_PROBLEM TO WORK ON_
Write the data out again exactly, with no pictures.

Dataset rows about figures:
%%
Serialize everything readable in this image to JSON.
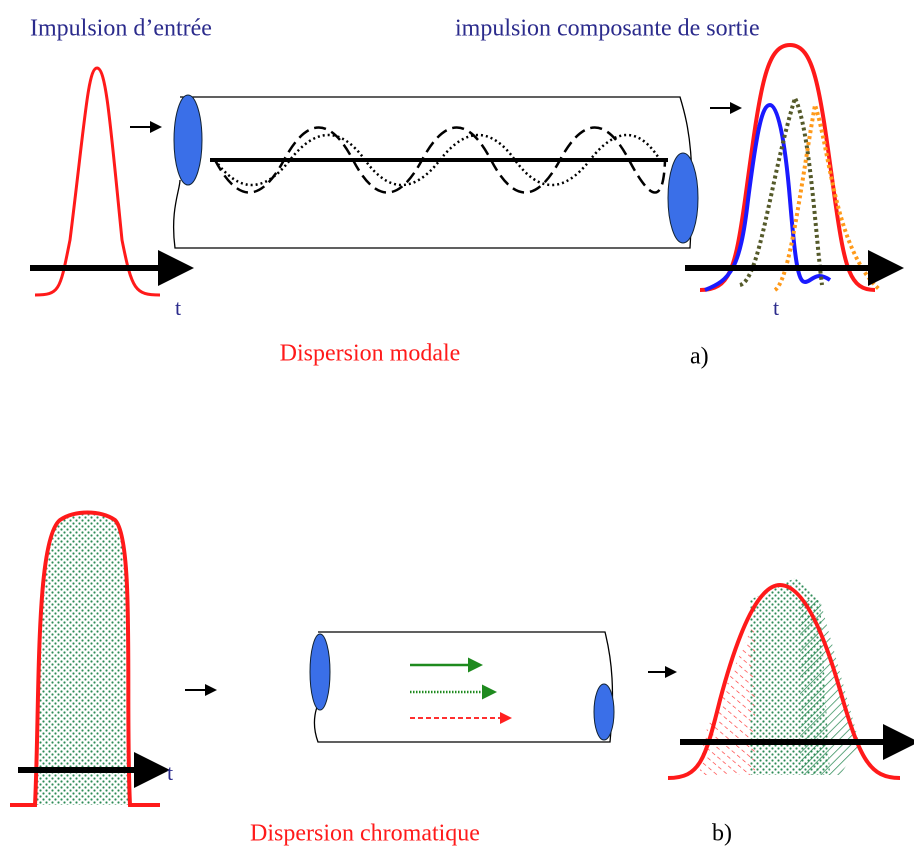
{
  "panel_a": {
    "input_label": "Impulsion d’entrée",
    "output_label": "impulsion composante de sortie",
    "input_axis_label": "t",
    "output_axis_label": "t",
    "caption": "Dispersion modale",
    "tag": "a)"
  },
  "panel_b": {
    "input_axis_label": "t",
    "caption": "Dispersion chromatique",
    "tag": "b)"
  }
}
%%
_RIGHT ANSWER_
Serialize everything readable in this image to JSON.
{
  "panel_a": {
    "input_label": "Impulsion d’entrée",
    "output_label": "impulsion composante de sortie",
    "input_axis_label": "t",
    "output_axis_label": "t",
    "caption": "Dispersion modale",
    "tag": "a)"
  },
  "panel_b": {
    "input_axis_label": "t",
    "caption": "Dispersion chromatique",
    "tag": "b)"
  }
}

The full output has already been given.